[Lines of data]
· · · · · · ·

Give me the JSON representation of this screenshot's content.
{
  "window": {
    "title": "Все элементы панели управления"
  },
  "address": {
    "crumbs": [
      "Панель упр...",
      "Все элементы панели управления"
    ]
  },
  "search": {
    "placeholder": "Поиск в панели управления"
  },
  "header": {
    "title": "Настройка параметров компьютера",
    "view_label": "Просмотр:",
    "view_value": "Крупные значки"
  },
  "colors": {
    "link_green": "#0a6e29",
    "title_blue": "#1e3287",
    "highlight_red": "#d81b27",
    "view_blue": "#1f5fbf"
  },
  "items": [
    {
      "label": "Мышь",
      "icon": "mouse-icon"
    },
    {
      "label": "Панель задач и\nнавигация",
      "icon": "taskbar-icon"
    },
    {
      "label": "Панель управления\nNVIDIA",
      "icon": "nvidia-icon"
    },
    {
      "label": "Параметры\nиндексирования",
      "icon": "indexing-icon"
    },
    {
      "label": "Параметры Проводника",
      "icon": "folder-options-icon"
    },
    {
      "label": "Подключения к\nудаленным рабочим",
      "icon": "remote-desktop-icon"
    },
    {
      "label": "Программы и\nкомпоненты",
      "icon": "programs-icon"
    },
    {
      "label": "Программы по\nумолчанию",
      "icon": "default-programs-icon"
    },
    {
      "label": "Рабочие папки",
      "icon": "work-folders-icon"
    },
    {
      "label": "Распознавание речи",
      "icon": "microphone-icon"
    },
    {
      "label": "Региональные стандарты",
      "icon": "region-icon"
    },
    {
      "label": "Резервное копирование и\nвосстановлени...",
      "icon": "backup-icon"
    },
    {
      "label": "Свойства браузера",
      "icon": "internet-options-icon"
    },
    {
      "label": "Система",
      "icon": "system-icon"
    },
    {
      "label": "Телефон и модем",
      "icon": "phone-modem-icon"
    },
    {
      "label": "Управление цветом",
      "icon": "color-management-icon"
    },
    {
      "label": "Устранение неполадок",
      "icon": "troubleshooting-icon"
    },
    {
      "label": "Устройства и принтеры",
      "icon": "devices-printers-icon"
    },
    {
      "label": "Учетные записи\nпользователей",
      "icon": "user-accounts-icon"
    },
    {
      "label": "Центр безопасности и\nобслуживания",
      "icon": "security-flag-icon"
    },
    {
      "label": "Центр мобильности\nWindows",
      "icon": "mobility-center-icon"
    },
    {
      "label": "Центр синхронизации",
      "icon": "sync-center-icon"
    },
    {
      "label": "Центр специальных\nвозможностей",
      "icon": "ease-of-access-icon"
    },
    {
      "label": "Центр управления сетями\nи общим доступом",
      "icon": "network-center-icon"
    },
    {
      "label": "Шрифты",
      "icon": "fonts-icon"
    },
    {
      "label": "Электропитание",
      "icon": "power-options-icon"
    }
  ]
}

· · · · · · ·

Write every line of the material above again, exactly.

Written answer -
Give me the JSON representation of this screenshot's content.
{
  "window": {
    "title": "Все элементы панели управления"
  },
  "address": {
    "crumbs": [
      "Панель упр...",
      "Все элементы панели управления"
    ]
  },
  "search": {
    "placeholder": "Поиск в панели управления"
  },
  "header": {
    "title": "Настройка параметров компьютера",
    "view_label": "Просмотр:",
    "view_value": "Крупные значки"
  },
  "colors": {
    "link_green": "#0a6e29",
    "title_blue": "#1e3287",
    "highlight_red": "#d81b27",
    "view_blue": "#1f5fbf"
  },
  "items": [
    {
      "label": "Мышь",
      "icon": "mouse-icon"
    },
    {
      "label": "Панель задач и\nнавигация",
      "icon": "taskbar-icon"
    },
    {
      "label": "Панель управления\nNVIDIA",
      "icon": "nvidia-icon"
    },
    {
      "label": "Параметры\nиндексирования",
      "icon": "indexing-icon"
    },
    {
      "label": "Параметры Проводника",
      "icon": "folder-options-icon"
    },
    {
      "label": "Подключения к\nудаленным рабочим",
      "icon": "remote-desktop-icon"
    },
    {
      "label": "Программы и\nкомпоненты",
      "icon": "programs-icon"
    },
    {
      "label": "Программы по\nумолчанию",
      "icon": "default-programs-icon"
    },
    {
      "label": "Рабочие папки",
      "icon": "work-folders-icon"
    },
    {
      "label": "Распознавание речи",
      "icon": "microphone-icon"
    },
    {
      "label": "Региональные стандарты",
      "icon": "region-icon"
    },
    {
      "label": "Резервное копирование и\nвосстановлени...",
      "icon": "backup-icon"
    },
    {
      "label": "Свойства браузера",
      "icon": "internet-options-icon"
    },
    {
      "label": "Система",
      "icon": "system-icon"
    },
    {
      "label": "Телефон и модем",
      "icon": "phone-modem-icon"
    },
    {
      "label": "Управление цветом",
      "icon": "color-management-icon"
    },
    {
      "label": "Устранение неполадок",
      "icon": "troubleshooting-icon"
    },
    {
      "label": "Устройства и принтеры",
      "icon": "devices-printers-icon"
    },
    {
      "label": "Учетные записи\nпользователей",
      "icon": "user-accounts-icon"
    },
    {
      "label": "Центр безопасности и\nобслуживания",
      "icon": "security-flag-icon"
    },
    {
      "label": "Центр мобильности\nWindows",
      "icon": "mobility-center-icon"
    },
    {
      "label": "Центр синхронизации",
      "icon": "sync-center-icon"
    },
    {
      "label": "Центр специальных\nвозможностей",
      "icon": "ease-of-access-icon"
    },
    {
      "label": "Центр управления сетями\nи общим доступом",
      "icon": "network-center-icon"
    },
    {
      "label": "Шрифты",
      "icon": "fonts-icon"
    },
    {
      "label": "Электропитание",
      "icon": "power-options-icon"
    }
  ]
}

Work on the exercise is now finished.